(Stored records)
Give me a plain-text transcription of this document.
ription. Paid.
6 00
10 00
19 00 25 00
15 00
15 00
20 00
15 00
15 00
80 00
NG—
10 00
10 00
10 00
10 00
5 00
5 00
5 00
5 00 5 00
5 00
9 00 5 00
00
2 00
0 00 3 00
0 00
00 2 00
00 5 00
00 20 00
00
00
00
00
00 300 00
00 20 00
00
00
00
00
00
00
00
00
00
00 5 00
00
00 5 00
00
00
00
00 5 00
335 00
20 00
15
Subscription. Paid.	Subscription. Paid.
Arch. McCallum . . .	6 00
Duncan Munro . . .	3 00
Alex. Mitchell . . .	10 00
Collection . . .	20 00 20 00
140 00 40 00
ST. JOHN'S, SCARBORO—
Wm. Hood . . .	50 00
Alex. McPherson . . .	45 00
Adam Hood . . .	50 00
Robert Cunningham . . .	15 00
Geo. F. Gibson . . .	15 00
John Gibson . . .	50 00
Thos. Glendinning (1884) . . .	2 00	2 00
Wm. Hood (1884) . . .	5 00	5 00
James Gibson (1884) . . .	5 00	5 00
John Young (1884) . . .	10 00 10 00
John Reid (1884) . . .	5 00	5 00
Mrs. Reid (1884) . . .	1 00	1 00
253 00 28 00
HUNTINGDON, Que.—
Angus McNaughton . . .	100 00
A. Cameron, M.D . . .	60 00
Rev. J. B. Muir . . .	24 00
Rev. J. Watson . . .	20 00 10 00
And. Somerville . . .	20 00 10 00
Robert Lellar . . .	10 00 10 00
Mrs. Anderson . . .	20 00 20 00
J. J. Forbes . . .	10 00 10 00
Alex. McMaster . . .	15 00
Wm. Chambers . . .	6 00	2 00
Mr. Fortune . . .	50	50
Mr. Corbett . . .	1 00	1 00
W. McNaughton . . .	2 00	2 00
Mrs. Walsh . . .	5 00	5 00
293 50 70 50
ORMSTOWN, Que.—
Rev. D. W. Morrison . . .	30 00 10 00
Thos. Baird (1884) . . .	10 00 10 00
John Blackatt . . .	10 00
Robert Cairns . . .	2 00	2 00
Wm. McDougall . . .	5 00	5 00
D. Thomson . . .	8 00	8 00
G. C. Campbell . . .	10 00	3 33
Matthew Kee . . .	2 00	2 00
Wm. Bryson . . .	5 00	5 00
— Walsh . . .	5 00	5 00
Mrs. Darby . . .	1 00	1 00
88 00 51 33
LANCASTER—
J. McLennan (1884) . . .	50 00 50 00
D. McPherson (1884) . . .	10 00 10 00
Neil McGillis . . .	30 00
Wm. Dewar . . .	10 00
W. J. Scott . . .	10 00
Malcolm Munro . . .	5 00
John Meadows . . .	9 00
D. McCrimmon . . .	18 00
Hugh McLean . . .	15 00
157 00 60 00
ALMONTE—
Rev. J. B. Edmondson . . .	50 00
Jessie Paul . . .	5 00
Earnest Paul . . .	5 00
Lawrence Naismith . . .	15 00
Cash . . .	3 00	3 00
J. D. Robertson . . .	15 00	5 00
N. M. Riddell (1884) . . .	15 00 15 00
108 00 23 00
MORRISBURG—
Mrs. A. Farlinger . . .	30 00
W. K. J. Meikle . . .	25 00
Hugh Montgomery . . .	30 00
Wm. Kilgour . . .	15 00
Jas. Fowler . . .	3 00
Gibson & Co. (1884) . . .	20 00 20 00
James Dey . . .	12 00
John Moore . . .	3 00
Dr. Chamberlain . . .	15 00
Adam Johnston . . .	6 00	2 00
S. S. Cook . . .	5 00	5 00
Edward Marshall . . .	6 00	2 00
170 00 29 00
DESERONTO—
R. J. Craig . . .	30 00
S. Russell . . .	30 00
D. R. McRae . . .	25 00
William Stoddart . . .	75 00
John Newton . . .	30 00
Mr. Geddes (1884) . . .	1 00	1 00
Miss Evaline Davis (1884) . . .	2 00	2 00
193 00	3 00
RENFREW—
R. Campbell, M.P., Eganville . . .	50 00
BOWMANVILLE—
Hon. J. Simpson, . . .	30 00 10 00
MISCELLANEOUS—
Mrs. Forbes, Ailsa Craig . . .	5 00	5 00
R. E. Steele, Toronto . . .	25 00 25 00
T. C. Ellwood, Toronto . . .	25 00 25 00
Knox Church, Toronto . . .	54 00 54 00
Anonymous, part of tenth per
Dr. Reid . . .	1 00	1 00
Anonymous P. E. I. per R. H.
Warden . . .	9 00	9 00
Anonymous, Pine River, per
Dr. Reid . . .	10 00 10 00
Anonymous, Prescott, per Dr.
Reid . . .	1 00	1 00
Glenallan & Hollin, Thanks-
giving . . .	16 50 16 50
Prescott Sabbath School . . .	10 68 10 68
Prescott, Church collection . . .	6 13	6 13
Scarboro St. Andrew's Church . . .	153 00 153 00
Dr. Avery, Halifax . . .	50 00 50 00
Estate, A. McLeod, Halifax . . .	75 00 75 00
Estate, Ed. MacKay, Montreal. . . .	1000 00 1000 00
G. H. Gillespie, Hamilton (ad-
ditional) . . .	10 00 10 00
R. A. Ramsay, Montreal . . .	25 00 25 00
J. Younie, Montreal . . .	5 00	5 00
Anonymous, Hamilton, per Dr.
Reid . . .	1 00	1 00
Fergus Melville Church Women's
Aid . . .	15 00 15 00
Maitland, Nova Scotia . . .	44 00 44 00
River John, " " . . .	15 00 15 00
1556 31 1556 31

#### Exercise
Please quote the data above in full, with no line missing.

#### Finished task
Give me a plain-text transcription of this document.
ription. Paid.
6 00
10 00
19 00 25 00
15 00
15 00
20 00
15 00
15 00
80 00
NG—
10 00
10 00
10 00
10 00
5 00
5 00
5 00
5 00 5 00
5 00
9 00 5 00
00
2 00
0 00 3 00
0 00
00 2 00
00 5 00
00 20 00
00
00
00
00
00 300 00
00 20 00
00
00
00
00
00
00
00
00
00
00 5 00
00
00 5 00
00
00
00
00 5 00
335 00
20 00
15
Subscription. Paid.	Subscription. Paid.
Arch. McCallum . . .	6 00
Duncan Munro . . .	3 00
Alex. Mitchell . . .	10 00
Collection . . .	20 00 20 00
140 00 40 00
ST. JOHN'S, SCARBORO—
Wm. Hood . . .	50 00
Alex. McPherson . . .	45 00
Adam Hood . . .	50 00
Robert Cunningham . . .	15 00
Geo. F. Gibson . . .	15 00
John Gibson . . .	50 00
Thos. Glendinning (1884) . . .	2 00	2 00
Wm. Hood (1884) . . .	5 00	5 00
James Gibson (1884) . . .	5 00	5 00
John Young (1884) . . .	10 00 10 00
John Reid (1884) . . .	5 00	5 00
Mrs. Reid (1884) . . .	1 00	1 00
253 00 28 00
HUNTINGDON, Que.—
Angus McNaughton . . .	100 00
A. Cameron, M.D . . .	60 00
Rev. J. B. Muir . . .	24 00
Rev. J. Watson . . .	20 00 10 00
And. Somerville . . .	20 00 10 00
Robert Lellar . . .	10 00 10 00
Mrs. Anderson . . .	20 00 20 00
J. J. Forbes . . .	10 00 10 00
Alex. McMaster . . .	15 00
Wm. Chambers . . .	6 00	2 00
Mr. Fortune . . .	50	50
Mr. Corbett . . .	1 00	1 00
W. McNaughton . . .	2 00	2 00
Mrs. Walsh . . .	5 00	5 00
293 50 70 50
ORMSTOWN, Que.—
Rev. D. W. Morrison . . .	30 00 10 00
Thos. Baird (1884) . . .	10 00 10 00
John Blackatt . . .	10 00
Robert Cairns . . .	2 00	2 00
Wm. McDougall . . .	5 00	5 00
D. Thomson . . .	8 00	8 00
G. C. Campbell . . .	10 00	3 33
Matthew Kee . . .	2 00	2 00
Wm. Bryson . . .	5 00	5 00
— Walsh . . .	5 00	5 00
Mrs. Darby . . .	1 00	1 00
88 00 51 33
LANCASTER—
J. McLennan (1884) . . .	50 00 50 00
D. McPherson (1884) . . .	10 00 10 00
Neil McGillis . . .	30 00
Wm. Dewar . . .	10 00
W. J. Scott . . .	10 00
Malcolm Munro . . .	5 00
John Meadows . . .	9 00
D. McCrimmon . . .	18 00
Hugh McLean . . .	15 00
157 00 60 00
ALMONTE—
Rev. J. B. Edmondson . . .	50 00
Jessie Paul . . .	5 00
Earnest Paul . . .	5 00
Lawrence Naismith . . .	15 00
Cash . . .	3 00	3 00
J. D. Robertson . . .	15 00	5 00
N. M. Riddell (1884) . . .	15 00 15 00
108 00 23 00
MORRISBURG—
Mrs. A. Farlinger . . .	30 00
W. K. J. Meikle . . .	25 00
Hugh Montgomery . . .	30 00
Wm. Kilgour . . .	15 00
Jas. Fowler . . .	3 00
Gibson & Co. (1884) . . .	20 00 20 00
James Dey . . .	12 00
John Moore . . .	3 00
Dr. Chamberlain . . .	15 00
Adam Johnston . . .	6 00	2 00
S. S. Cook . . .	5 00	5 00
Edward Marshall . . .	6 00	2 00
170 00 29 00
DESERONTO—
R. J. Craig . . .	30 00
S. Russell . . .	30 00
D. R. McRae . . .	25 00
William Stoddart . . .	75 00
John Newton . . .	30 00
Mr. Geddes (1884) . . .	1 00	1 00
Miss Evaline Davis (1884) . . .	2 00	2 00
193 00	3 00
RENFREW—
R. Campbell, M.P., Eganville . . .	50 00
BOWMANVILLE—
Hon. J. Simpson, . . .	30 00 10 00
MISCELLANEOUS—
Mrs. Forbes, Ailsa Craig . . .	5 00	5 00
R. E. Steele, Toronto . . .	25 00 25 00
T. C. Ellwood, Toronto . . .	25 00 25 00
Knox Church, Toronto . . .	54 00 54 00
Anonymous, part of tenth per
Dr. Reid . . .	1 00	1 00
Anonymous P. E. I. per R. H.
Warden . . .	9 00	9 00
Anonymous, Pine River, per
Dr. Reid . . .	10 00 10 00
Anonymous, Prescott, per Dr.
Reid . . .	1 00	1 00
Glenallan & Hollin, Thanks-
giving . . .	16 50 16 50
Prescott Sabbath School . . .	10 68 10 68
Prescott, Church collection . . .	6 13	6 13
Scarboro St. Andrew's Church . . .	153 00 153 00
Dr. Avery, Halifax . . .	50 00 50 00
Estate, A. McLeod, Halifax . . .	75 00 75 00
Estate, Ed. MacKay, Montreal. . . .	1000 00 1000 00
G. H. Gillespie, Hamilton (ad-
ditional) . . .	10 00 10 00
R. A. Ramsay, Montreal . . .	25 00 25 00
J. Younie, Montreal . . .	5 00	5 00
Anonymous, Hamilton, per Dr.
Reid . . .	1 00	1 00
Fergus Melville Church Women's
Aid . . .	15 00 15 00
Maitland, Nova Scotia . . .	44 00 44 00
River John, " " . . .	15 00 15 00
1556 31 1556 31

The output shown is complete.